Your objective →
Output each entry verbatim and exclude every picture from it.

Source data →
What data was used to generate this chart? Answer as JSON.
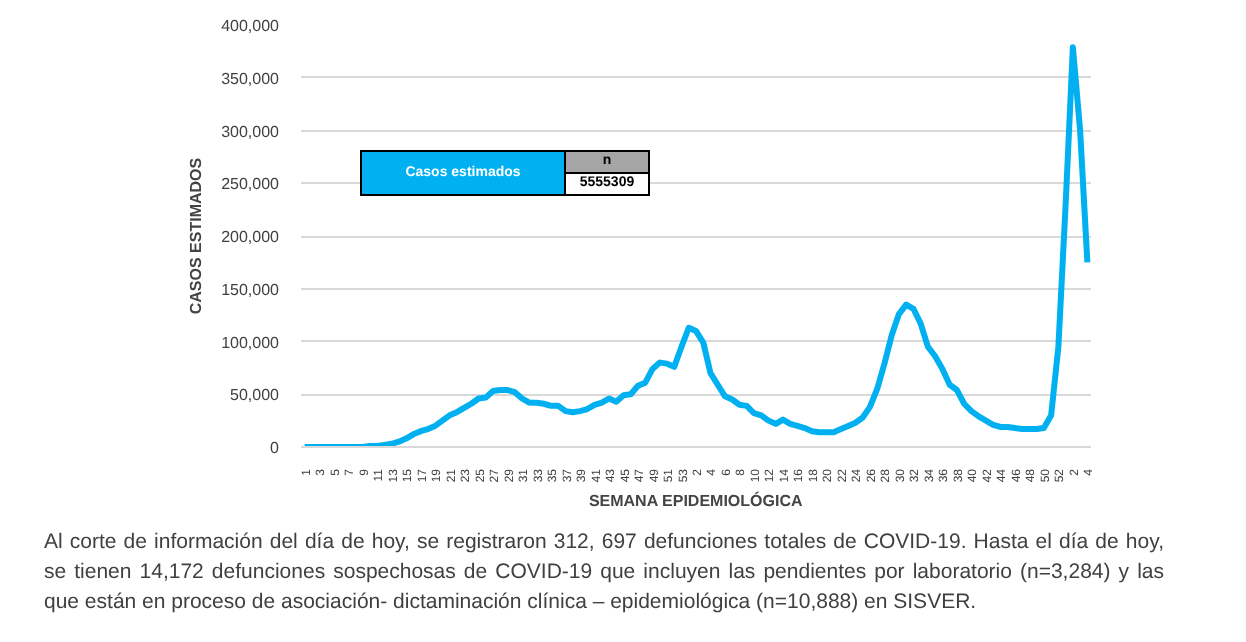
{
  "chart_data": {
    "type": "line",
    "xlabel": "SEMANA EPIDEMIOLÓGICA",
    "ylabel": "CASOS ESTIMADOS",
    "categories": [
      "1",
      null,
      "3",
      null,
      "5",
      null,
      "7",
      null,
      "9",
      null,
      "11",
      null,
      "13",
      null,
      "15",
      null,
      "17",
      null,
      "19",
      null,
      "21",
      null,
      "23",
      null,
      "25",
      null,
      "27",
      null,
      "29",
      null,
      "31",
      null,
      "33",
      null,
      "35",
      null,
      "37",
      null,
      "39",
      null,
      "41",
      null,
      "43",
      null,
      "45",
      null,
      "47",
      null,
      "49",
      null,
      "51",
      null,
      "53",
      null,
      "2",
      null,
      "4",
      null,
      "6",
      null,
      "8",
      null,
      "10",
      null,
      "12",
      null,
      "14",
      null,
      "16",
      null,
      "18",
      null,
      "20",
      null,
      "22",
      null,
      "24",
      null,
      "26",
      null,
      "28",
      null,
      "30",
      null,
      "32",
      null,
      "34",
      null,
      "36",
      null,
      "38",
      null,
      "40",
      null,
      "42",
      null,
      "44",
      null,
      "46",
      null,
      "48",
      null,
      "50",
      null,
      "52",
      null,
      "2",
      null,
      "4"
    ],
    "series": [
      {
        "color": "#00b0f0",
        "values": [
          0,
          0,
          0,
          0,
          0,
          0,
          0,
          0,
          0,
          1000,
          1000,
          2000,
          3000,
          5000,
          8000,
          12000,
          15000,
          17000,
          20000,
          25000,
          30000,
          33000,
          37000,
          41000,
          46000,
          47000,
          53000,
          54000,
          54000,
          52000,
          46000,
          42000,
          42000,
          41000,
          39000,
          39000,
          34000,
          33000,
          34000,
          36000,
          40000,
          42000,
          46000,
          43000,
          49000,
          50000,
          58000,
          61000,
          74000,
          80000,
          79000,
          76000,
          95000,
          113000,
          110000,
          99000,
          70000,
          59000,
          48000,
          45000,
          40000,
          39000,
          32000,
          30000,
          25000,
          22000,
          26000,
          22000,
          20000,
          18000,
          15000,
          14000,
          14000,
          14000,
          17000,
          20000,
          23000,
          28000,
          38000,
          55000,
          79000,
          106000,
          126000,
          135000,
          131000,
          117000,
          95000,
          86000,
          74000,
          59000,
          54000,
          41000,
          34000,
          29000,
          25000,
          21000,
          19000,
          19000,
          18000,
          17000,
          17000,
          17000,
          18000,
          30000,
          95000,
          230000,
          379000,
          300000,
          175000
        ]
      }
    ],
    "ylim": [
      0,
      400000
    ],
    "yticks": [
      {
        "value": 0,
        "label": "0"
      },
      {
        "value": 50000,
        "label": "50,000"
      },
      {
        "value": 100000,
        "label": "100,000"
      },
      {
        "value": 150000,
        "label": "150,000"
      },
      {
        "value": 200000,
        "label": "200,000"
      },
      {
        "value": 250000,
        "label": "250,000"
      },
      {
        "value": 300000,
        "label": "300,000"
      },
      {
        "value": 350000,
        "label": "350,000"
      },
      {
        "value": 400000,
        "label": "400,000"
      }
    ],
    "grid": "y",
    "annotations": [
      "Casos estimados",
      "n",
      "5555309",
      "Al corte de información del día de hoy, se registraron 312, 697 defunciones totales de COVID-19. Hasta el día de hoy, se tienen 14,172 defunciones sospechosas de COVID-19 que incluyen las pendientes por laboratorio (n=3,284) y las que están en proceso de asociación- dictaminación clínica – epidemiológica (n=10,888) en SISVER."
    ]
  }
}
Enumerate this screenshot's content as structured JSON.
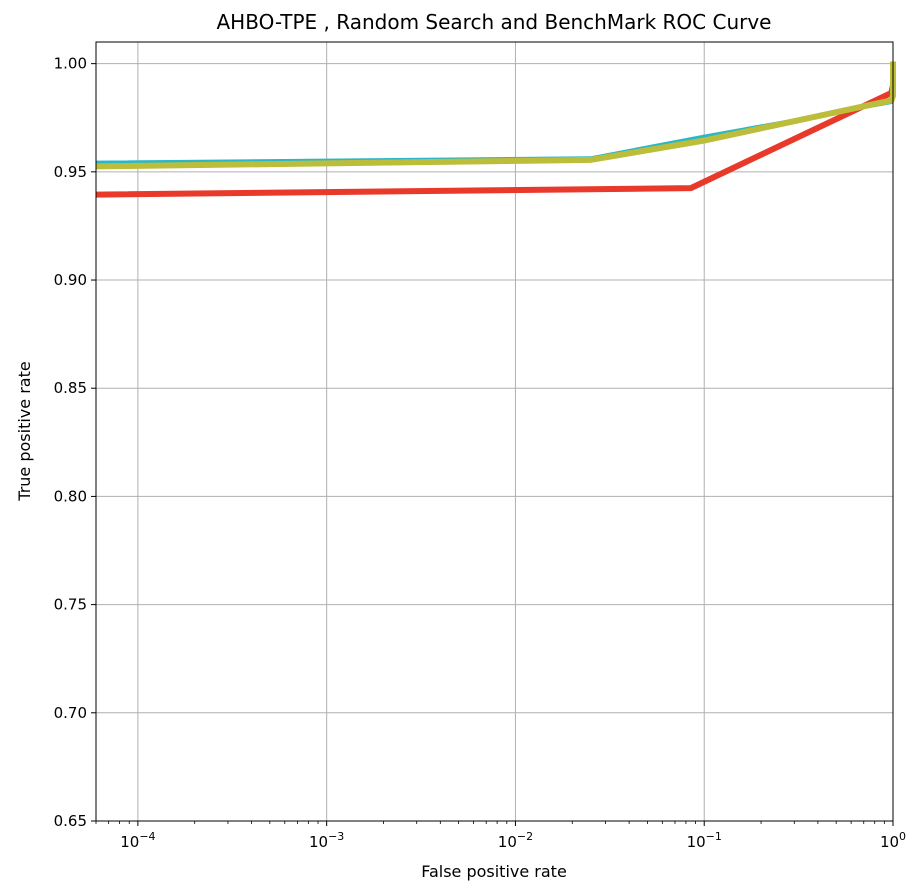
{
  "chart_data": {
    "type": "line",
    "title": "AHBO-TPE , Random Search and BenchMark ROC Curve",
    "xlabel": "False positive rate",
    "ylabel": "True positive rate",
    "xscale": "log",
    "xlim": [
      6e-05,
      1
    ],
    "ylim": [
      0.65,
      1.01
    ],
    "grid": true,
    "x_ticks": [
      {
        "value": 0.0001,
        "base": "10",
        "exp": "−4"
      },
      {
        "value": 0.001,
        "base": "10",
        "exp": "−3"
      },
      {
        "value": 0.01,
        "base": "10",
        "exp": "−2"
      },
      {
        "value": 0.1,
        "base": "10",
        "exp": "−1"
      },
      {
        "value": 1,
        "base": "10",
        "exp": "0"
      }
    ],
    "y_ticks": [
      {
        "value": 0.65,
        "label": "0.65"
      },
      {
        "value": 0.7,
        "label": "0.70"
      },
      {
        "value": 0.75,
        "label": "0.75"
      },
      {
        "value": 0.8,
        "label": "0.80"
      },
      {
        "value": 0.85,
        "label": "0.85"
      },
      {
        "value": 0.9,
        "label": "0.90"
      },
      {
        "value": 0.95,
        "label": "0.95"
      },
      {
        "value": 1.0,
        "label": "1.00"
      }
    ],
    "series": [
      {
        "color": "#2ab7c8",
        "width": 3,
        "x": [
          6e-05,
          0.025,
          0.1,
          0.98,
          1,
          1
        ],
        "y": [
          0.9545,
          0.9565,
          0.9665,
          0.982,
          0.99,
          1.0
        ]
      },
      {
        "color": "#e8392a",
        "width": 6,
        "x": [
          6e-05,
          0.085,
          0.98,
          1,
          1
        ],
        "y": [
          0.9395,
          0.9425,
          0.9865,
          0.99,
          1.0
        ]
      },
      {
        "color": "#bcbd3a",
        "width": 6,
        "x": [
          6e-05,
          0.025,
          0.1,
          0.98,
          1,
          1
        ],
        "y": [
          0.9525,
          0.9555,
          0.9645,
          0.983,
          0.985,
          1.001
        ]
      }
    ]
  }
}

Correct result →
What data was used to generate this chart? Answer as JSON.
{
  "chart_data": {
    "type": "line",
    "xlabel": "SEMANA EPIDEMIOLÓGICA",
    "ylabel": "CASOS ESTIMADOS",
    "categories": [
      "1",
      null,
      "3",
      null,
      "5",
      null,
      "7",
      null,
      "9",
      null,
      "11",
      null,
      "13",
      null,
      "15",
      null,
      "17",
      null,
      "19",
      null,
      "21",
      null,
      "23",
      null,
      "25",
      null,
      "27",
      null,
      "29",
      null,
      "31",
      null,
      "33",
      null,
      "35",
      null,
      "37",
      null,
      "39",
      null,
      "41",
      null,
      "43",
      null,
      "45",
      null,
      "47",
      null,
      "49",
      null,
      "51",
      null,
      "53",
      null,
      "2",
      null,
      "4",
      null,
      "6",
      null,
      "8",
      null,
      "10",
      null,
      "12",
      null,
      "14",
      null,
      "16",
      null,
      "18",
      null,
      "20",
      null,
      "22",
      null,
      "24",
      null,
      "26",
      null,
      "28",
      null,
      "30",
      null,
      "32",
      null,
      "34",
      null,
      "36",
      null,
      "38",
      null,
      "40",
      null,
      "42",
      null,
      "44",
      null,
      "46",
      null,
      "48",
      null,
      "50",
      null,
      "52",
      null,
      "2",
      null,
      "4"
    ],
    "series": [
      {
        "color": "#00b0f0",
        "values": [
          0,
          0,
          0,
          0,
          0,
          0,
          0,
          0,
          0,
          1000,
          1000,
          2000,
          3000,
          5000,
          8000,
          12000,
          15000,
          17000,
          20000,
          25000,
          30000,
          33000,
          37000,
          41000,
          46000,
          47000,
          53000,
          54000,
          54000,
          52000,
          46000,
          42000,
          42000,
          41000,
          39000,
          39000,
          34000,
          33000,
          34000,
          36000,
          40000,
          42000,
          46000,
          43000,
          49000,
          50000,
          58000,
          61000,
          74000,
          80000,
          79000,
          76000,
          95000,
          113000,
          110000,
          99000,
          70000,
          59000,
          48000,
          45000,
          40000,
          39000,
          32000,
          30000,
          25000,
          22000,
          26000,
          22000,
          20000,
          18000,
          15000,
          14000,
          14000,
          14000,
          17000,
          20000,
          23000,
          28000,
          38000,
          55000,
          79000,
          106000,
          126000,
          135000,
          131000,
          117000,
          95000,
          86000,
          74000,
          59000,
          54000,
          41000,
          34000,
          29000,
          25000,
          21000,
          19000,
          19000,
          18000,
          17000,
          17000,
          17000,
          18000,
          30000,
          95000,
          230000,
          379000,
          300000,
          175000
        ]
      }
    ],
    "ylim": [
      0,
      400000
    ],
    "yticks": [
      {
        "value": 0,
        "label": "0"
      },
      {
        "value": 50000,
        "label": "50,000"
      },
      {
        "value": 100000,
        "label": "100,000"
      },
      {
        "value": 150000,
        "label": "150,000"
      },
      {
        "value": 200000,
        "label": "200,000"
      },
      {
        "value": 250000,
        "label": "250,000"
      },
      {
        "value": 300000,
        "label": "300,000"
      },
      {
        "value": 350000,
        "label": "350,000"
      },
      {
        "value": 400000,
        "label": "400,000"
      }
    ],
    "grid": "y",
    "annotations": [
      "Casos estimados",
      "n",
      "5555309",
      "Al corte de información del día de hoy, se registraron 312, 697 defunciones totales de COVID-19. Hasta el día de hoy, se tienen 14,172 defunciones sospechosas de COVID-19 que incluyen las pendientes por laboratorio (n=3,284) y las que están en proceso de asociación- dictaminación clínica – epidemiológica (n=10,888) en SISVER."
    ]
  }
}
Enumerate this screenshot's content as structured JSON.
{
  "chart_data": {
    "type": "line",
    "title": "AHBO-TPE , Random Search and BenchMark ROC Curve",
    "xlabel": "False positive rate",
    "ylabel": "True positive rate",
    "xscale": "log",
    "xlim": [
      6e-05,
      1
    ],
    "ylim": [
      0.65,
      1.01
    ],
    "grid": true,
    "x_ticks": [
      {
        "value": 0.0001,
        "base": "10",
        "exp": "−4"
      },
      {
        "value": 0.001,
        "base": "10",
        "exp": "−3"
      },
      {
        "value": 0.01,
        "base": "10",
        "exp": "−2"
      },
      {
        "value": 0.1,
        "base": "10",
        "exp": "−1"
      },
      {
        "value": 1,
        "base": "10",
        "exp": "0"
      }
    ],
    "y_ticks": [
      {
        "value": 0.65,
        "label": "0.65"
      },
      {
        "value": 0.7,
        "label": "0.70"
      },
      {
        "value": 0.75,
        "label": "0.75"
      },
      {
        "value": 0.8,
        "label": "0.80"
      },
      {
        "value": 0.85,
        "label": "0.85"
      },
      {
        "value": 0.9,
        "label": "0.90"
      },
      {
        "value": 0.95,
        "label": "0.95"
      },
      {
        "value": 1.0,
        "label": "1.00"
      }
    ],
    "series": [
      {
        "color": "#2ab7c8",
        "width": 3,
        "x": [
          6e-05,
          0.025,
          0.1,
          0.98,
          1,
          1
        ],
        "y": [
          0.9545,
          0.9565,
          0.9665,
          0.982,
          0.99,
          1.0
        ]
      },
      {
        "color": "#e8392a",
        "width": 6,
        "x": [
          6e-05,
          0.085,
          0.98,
          1,
          1
        ],
        "y": [
          0.9395,
          0.9425,
          0.9865,
          0.99,
          1.0
        ]
      },
      {
        "color": "#bcbd3a",
        "width": 6,
        "x": [
          6e-05,
          0.025,
          0.1,
          0.98,
          1,
          1
        ],
        "y": [
          0.9525,
          0.9555,
          0.9645,
          0.983,
          0.985,
          1.001
        ]
      }
    ]
  }
}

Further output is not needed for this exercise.